THE EXERCISE >> Gather all lines from the material that contain "相符的打".

RECORDS PROVIDED >>
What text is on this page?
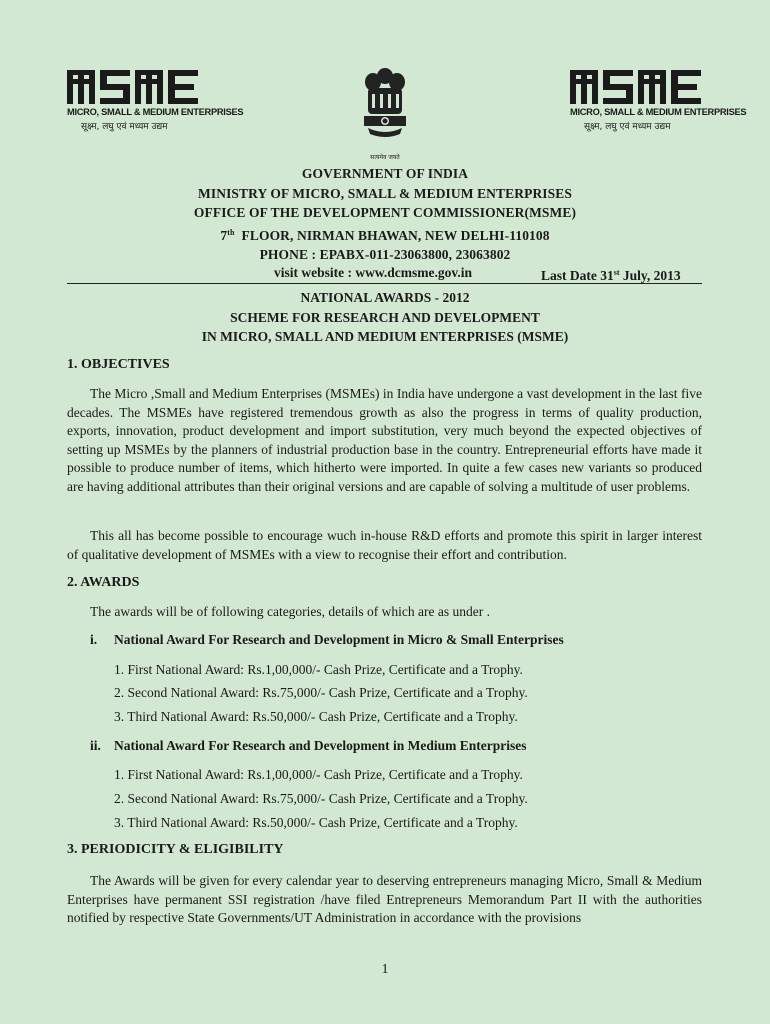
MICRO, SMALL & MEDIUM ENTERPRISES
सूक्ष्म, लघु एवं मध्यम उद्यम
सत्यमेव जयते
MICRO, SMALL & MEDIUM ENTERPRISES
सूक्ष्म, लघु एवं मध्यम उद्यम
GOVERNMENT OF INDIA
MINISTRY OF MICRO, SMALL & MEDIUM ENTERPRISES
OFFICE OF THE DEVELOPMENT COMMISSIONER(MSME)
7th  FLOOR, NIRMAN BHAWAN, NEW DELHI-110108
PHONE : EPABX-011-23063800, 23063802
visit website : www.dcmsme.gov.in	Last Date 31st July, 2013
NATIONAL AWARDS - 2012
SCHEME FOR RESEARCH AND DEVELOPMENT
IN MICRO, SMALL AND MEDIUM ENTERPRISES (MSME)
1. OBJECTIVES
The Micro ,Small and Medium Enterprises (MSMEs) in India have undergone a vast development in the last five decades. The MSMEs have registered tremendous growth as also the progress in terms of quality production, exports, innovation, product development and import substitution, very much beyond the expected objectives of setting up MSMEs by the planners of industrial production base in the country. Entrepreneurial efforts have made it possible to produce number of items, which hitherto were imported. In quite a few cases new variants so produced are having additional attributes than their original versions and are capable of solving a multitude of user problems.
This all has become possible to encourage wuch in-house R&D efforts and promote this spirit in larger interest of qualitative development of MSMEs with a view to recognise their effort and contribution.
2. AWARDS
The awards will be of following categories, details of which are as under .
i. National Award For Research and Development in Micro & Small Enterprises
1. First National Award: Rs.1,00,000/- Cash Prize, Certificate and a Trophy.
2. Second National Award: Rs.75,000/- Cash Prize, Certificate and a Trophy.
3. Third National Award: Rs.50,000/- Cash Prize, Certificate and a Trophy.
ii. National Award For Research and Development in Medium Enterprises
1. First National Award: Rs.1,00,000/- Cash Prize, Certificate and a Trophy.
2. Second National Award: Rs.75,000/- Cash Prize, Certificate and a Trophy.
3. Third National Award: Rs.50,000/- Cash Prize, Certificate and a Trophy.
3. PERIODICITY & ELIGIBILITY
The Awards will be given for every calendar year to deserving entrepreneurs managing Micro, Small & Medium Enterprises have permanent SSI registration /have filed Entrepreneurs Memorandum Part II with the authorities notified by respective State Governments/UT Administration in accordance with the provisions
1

---

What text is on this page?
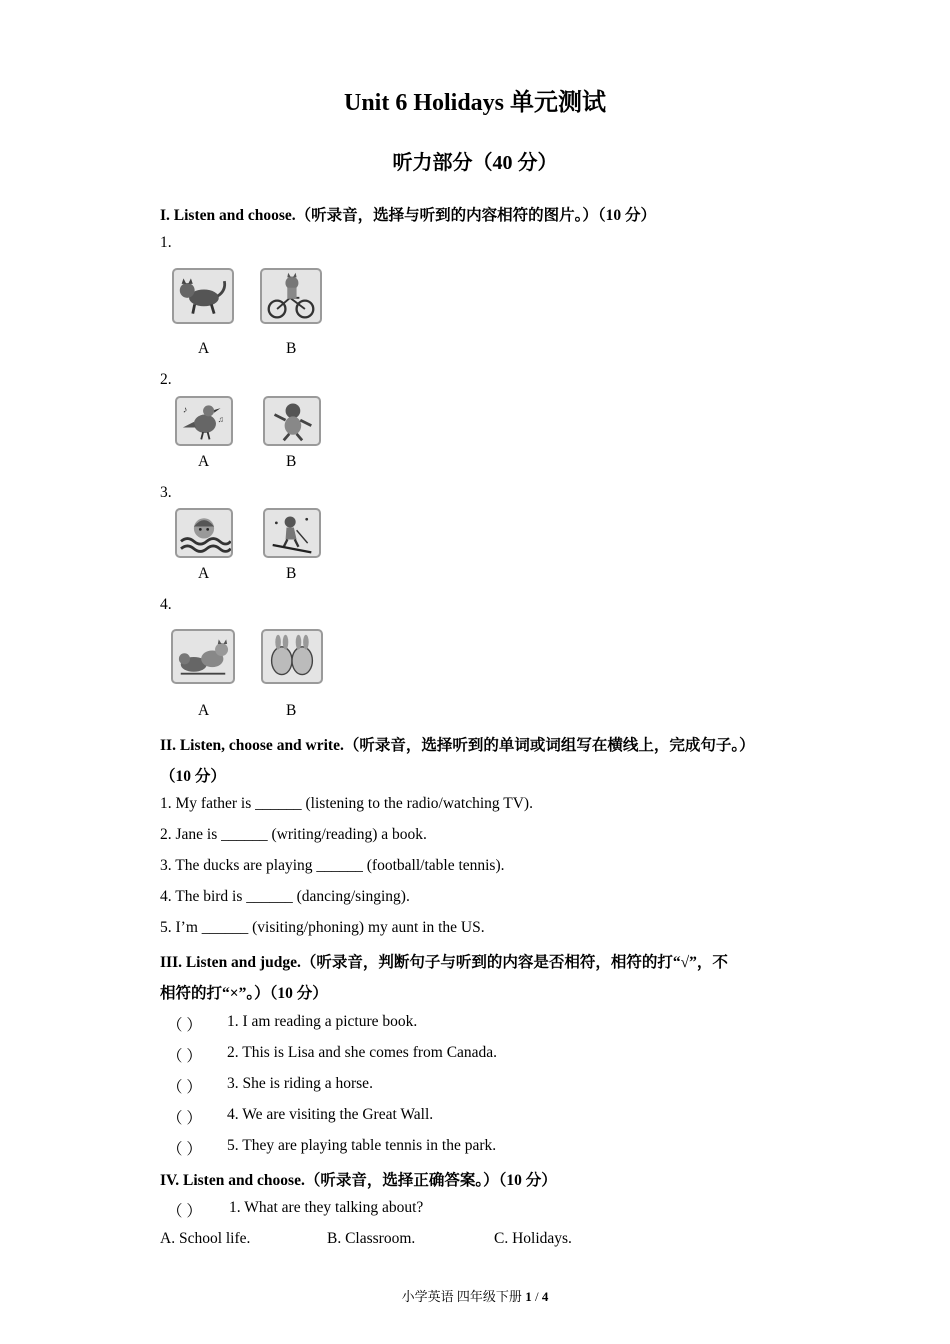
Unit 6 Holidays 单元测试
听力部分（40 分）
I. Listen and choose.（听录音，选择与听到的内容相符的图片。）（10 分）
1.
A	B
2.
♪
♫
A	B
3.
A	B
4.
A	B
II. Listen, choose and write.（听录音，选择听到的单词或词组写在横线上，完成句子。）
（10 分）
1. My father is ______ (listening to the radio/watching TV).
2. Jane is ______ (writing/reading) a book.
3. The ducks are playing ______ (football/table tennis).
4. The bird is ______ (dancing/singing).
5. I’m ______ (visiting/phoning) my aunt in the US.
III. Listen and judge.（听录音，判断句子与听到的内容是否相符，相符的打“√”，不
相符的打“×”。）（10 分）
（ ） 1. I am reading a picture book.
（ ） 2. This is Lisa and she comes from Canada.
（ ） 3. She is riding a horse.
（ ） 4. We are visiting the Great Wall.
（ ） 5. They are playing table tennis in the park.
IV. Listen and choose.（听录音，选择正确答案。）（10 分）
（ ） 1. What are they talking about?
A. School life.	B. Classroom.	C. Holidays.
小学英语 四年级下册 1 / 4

FULL RESPONSE >>
III. Listen and judge.（听录音，判断句子与听到的内容是否相符，相符的打“√”，不
相符的打“×”。）（10 分）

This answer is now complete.